[Records excerpted from a collection]
━━━━━━━━━━

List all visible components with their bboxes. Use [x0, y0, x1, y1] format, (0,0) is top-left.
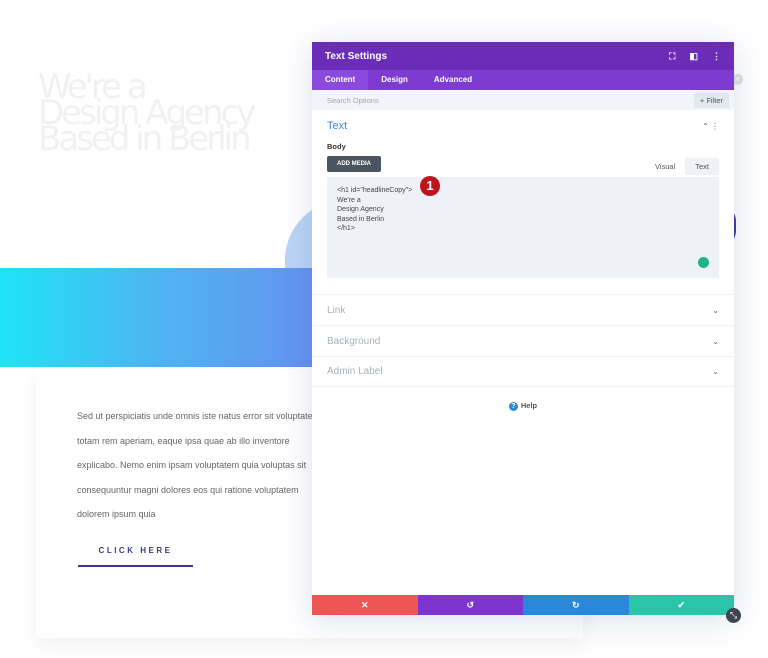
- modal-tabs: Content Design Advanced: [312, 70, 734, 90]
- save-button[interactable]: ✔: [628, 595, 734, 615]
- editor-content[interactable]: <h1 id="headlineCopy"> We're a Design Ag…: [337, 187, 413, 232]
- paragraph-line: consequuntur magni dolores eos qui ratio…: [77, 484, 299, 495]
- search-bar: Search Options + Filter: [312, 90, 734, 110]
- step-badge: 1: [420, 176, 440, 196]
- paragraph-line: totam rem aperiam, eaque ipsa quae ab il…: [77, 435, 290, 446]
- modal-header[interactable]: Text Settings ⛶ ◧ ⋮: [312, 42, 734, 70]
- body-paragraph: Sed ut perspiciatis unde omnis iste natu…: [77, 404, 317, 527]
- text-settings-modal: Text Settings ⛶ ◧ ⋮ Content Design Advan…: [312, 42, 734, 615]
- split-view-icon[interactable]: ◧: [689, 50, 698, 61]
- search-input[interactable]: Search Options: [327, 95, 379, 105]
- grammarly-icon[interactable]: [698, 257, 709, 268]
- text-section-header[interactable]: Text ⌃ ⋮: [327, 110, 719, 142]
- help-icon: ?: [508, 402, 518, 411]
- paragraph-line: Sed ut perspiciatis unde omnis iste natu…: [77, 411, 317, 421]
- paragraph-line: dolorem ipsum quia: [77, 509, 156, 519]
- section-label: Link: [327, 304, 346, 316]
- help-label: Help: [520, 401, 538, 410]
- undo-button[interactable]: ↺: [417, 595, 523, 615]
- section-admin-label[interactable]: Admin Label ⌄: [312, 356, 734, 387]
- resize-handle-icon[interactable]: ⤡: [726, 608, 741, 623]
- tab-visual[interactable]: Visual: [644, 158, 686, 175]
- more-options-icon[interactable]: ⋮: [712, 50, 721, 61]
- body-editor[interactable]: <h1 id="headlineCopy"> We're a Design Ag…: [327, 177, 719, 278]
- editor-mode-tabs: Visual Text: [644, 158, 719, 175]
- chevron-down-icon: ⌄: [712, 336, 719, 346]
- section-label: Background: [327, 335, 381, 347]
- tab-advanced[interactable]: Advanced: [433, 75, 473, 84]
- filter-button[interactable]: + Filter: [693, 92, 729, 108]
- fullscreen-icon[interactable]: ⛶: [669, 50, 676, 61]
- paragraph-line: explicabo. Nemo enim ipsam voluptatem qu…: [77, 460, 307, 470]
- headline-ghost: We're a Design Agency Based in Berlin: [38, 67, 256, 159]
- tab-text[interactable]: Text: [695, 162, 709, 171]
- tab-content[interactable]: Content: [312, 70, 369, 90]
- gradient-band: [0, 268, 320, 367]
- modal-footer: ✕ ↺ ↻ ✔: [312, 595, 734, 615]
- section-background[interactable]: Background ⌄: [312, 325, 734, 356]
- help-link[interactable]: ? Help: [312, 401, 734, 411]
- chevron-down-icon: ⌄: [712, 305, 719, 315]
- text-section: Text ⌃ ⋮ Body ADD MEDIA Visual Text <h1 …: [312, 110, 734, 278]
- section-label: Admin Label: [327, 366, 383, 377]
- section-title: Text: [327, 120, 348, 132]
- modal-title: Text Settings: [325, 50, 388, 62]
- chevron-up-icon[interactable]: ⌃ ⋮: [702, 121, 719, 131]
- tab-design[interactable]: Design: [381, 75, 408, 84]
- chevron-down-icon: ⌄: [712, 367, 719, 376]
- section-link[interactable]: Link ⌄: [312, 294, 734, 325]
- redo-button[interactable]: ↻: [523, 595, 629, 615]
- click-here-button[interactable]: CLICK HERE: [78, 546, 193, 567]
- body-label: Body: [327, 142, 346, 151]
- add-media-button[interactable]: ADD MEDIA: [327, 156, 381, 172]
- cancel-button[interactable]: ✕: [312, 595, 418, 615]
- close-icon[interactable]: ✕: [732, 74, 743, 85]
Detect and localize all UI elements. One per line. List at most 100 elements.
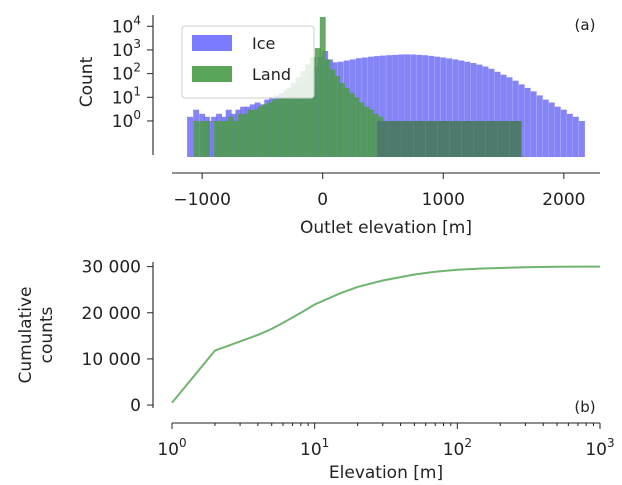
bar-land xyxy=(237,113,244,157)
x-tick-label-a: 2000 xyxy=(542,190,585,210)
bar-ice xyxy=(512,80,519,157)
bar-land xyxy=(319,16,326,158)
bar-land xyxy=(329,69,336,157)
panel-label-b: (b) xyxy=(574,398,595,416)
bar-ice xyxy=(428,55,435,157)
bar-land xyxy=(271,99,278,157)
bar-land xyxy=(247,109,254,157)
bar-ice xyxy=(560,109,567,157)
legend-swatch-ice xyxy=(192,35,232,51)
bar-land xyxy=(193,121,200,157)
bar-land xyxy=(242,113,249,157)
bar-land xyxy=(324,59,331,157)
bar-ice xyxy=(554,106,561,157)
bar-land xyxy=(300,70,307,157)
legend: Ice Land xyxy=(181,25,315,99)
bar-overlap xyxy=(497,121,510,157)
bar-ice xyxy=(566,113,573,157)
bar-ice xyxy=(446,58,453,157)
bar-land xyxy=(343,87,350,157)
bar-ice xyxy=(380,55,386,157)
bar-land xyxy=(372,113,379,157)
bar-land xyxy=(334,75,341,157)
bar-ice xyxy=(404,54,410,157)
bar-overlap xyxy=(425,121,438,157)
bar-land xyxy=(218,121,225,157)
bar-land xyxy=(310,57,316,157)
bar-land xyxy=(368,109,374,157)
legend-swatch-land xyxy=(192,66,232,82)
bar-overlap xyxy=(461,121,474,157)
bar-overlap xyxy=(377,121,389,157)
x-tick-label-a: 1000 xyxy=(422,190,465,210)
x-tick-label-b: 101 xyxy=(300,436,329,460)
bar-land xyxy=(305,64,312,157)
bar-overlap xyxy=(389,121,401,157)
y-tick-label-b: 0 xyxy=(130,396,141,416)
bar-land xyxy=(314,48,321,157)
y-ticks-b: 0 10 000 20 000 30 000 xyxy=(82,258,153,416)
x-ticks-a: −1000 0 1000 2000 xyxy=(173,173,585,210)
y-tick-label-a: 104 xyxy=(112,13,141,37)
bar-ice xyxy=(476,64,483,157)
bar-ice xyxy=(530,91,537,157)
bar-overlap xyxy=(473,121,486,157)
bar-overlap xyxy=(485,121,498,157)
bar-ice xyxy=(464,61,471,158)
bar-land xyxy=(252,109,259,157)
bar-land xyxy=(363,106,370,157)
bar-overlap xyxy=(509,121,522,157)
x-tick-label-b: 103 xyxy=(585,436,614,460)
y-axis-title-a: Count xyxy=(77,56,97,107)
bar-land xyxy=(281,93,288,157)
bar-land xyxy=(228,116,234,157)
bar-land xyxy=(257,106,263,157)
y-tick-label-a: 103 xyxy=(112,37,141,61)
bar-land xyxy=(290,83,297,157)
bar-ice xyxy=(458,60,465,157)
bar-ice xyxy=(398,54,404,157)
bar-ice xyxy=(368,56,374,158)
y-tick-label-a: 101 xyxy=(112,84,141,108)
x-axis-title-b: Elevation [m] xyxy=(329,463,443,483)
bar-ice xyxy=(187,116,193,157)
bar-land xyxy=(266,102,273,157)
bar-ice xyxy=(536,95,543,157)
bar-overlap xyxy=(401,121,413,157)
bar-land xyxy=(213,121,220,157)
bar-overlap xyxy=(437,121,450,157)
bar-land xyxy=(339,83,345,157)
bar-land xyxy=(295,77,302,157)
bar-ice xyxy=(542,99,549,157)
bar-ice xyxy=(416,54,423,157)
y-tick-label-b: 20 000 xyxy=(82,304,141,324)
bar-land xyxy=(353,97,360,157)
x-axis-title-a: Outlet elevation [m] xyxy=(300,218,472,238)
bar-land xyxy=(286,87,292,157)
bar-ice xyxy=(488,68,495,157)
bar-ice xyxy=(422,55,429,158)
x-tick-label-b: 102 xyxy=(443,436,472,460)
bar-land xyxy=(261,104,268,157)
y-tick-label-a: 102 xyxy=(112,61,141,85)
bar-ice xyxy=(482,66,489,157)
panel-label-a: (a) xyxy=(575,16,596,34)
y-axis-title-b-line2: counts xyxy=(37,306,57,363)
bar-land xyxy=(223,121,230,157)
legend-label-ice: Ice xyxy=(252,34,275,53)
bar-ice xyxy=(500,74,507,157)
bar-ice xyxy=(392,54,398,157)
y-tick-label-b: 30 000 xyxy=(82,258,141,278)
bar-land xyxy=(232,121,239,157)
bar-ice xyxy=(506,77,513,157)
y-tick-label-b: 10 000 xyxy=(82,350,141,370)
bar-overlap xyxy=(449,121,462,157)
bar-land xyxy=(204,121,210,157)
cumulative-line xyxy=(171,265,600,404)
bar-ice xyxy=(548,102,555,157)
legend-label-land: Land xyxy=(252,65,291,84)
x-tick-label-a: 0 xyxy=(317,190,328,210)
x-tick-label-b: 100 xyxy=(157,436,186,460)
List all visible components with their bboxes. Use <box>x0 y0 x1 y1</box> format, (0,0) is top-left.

━━━━━━━━━━

◆ **What you are asked to do**
Can you rewrite the data from the line with "- modal-tabs: Content" to the line with "- undo-button[interactable]: ↺: [417, 595, 523, 615]", swapping "paragraph-line" for "text-line" and keeping everything else the same?

◆ **Right answer**
- modal-tabs: Content Design Advanced: [312, 70, 734, 90]
- save-button[interactable]: ✔: [628, 595, 734, 615]
- editor-content[interactable]: <h1 id="headlineCopy"> We're a Design Ag…: [337, 187, 413, 232]
- text-line: consequuntur magni dolores eos qui ratio…: [77, 484, 299, 495]
- search-bar: Search Options + Filter: [312, 90, 734, 110]
- step-badge: 1: [420, 176, 440, 196]
- text-line: totam rem aperiam, eaque ipsa quae ab il…: [77, 435, 290, 446]
- modal-header[interactable]: Text Settings ⛶ ◧ ⋮: [312, 42, 734, 70]
- body-paragraph: Sed ut perspiciatis unde omnis iste natu…: [77, 404, 317, 527]
- text-settings-modal: Text Settings ⛶ ◧ ⋮ Content Design Advan…: [312, 42, 734, 615]
- split-view-icon[interactable]: ◧: [689, 50, 698, 61]
- search-input[interactable]: Search Options: [327, 95, 379, 105]
- grammarly-icon[interactable]: [698, 257, 709, 268]
- text-section-header[interactable]: Text ⌃ ⋮: [327, 110, 719, 142]
- help-icon: ?: [508, 402, 518, 411]
- text-line: Sed ut perspiciatis unde omnis iste natu…: [77, 411, 317, 421]
- text-line: dolorem ipsum quia: [77, 509, 156, 519]
- section-label: Link: [327, 304, 346, 316]
- help-label: Help: [520, 401, 538, 410]
- undo-button[interactable]: ↺: [417, 595, 523, 615]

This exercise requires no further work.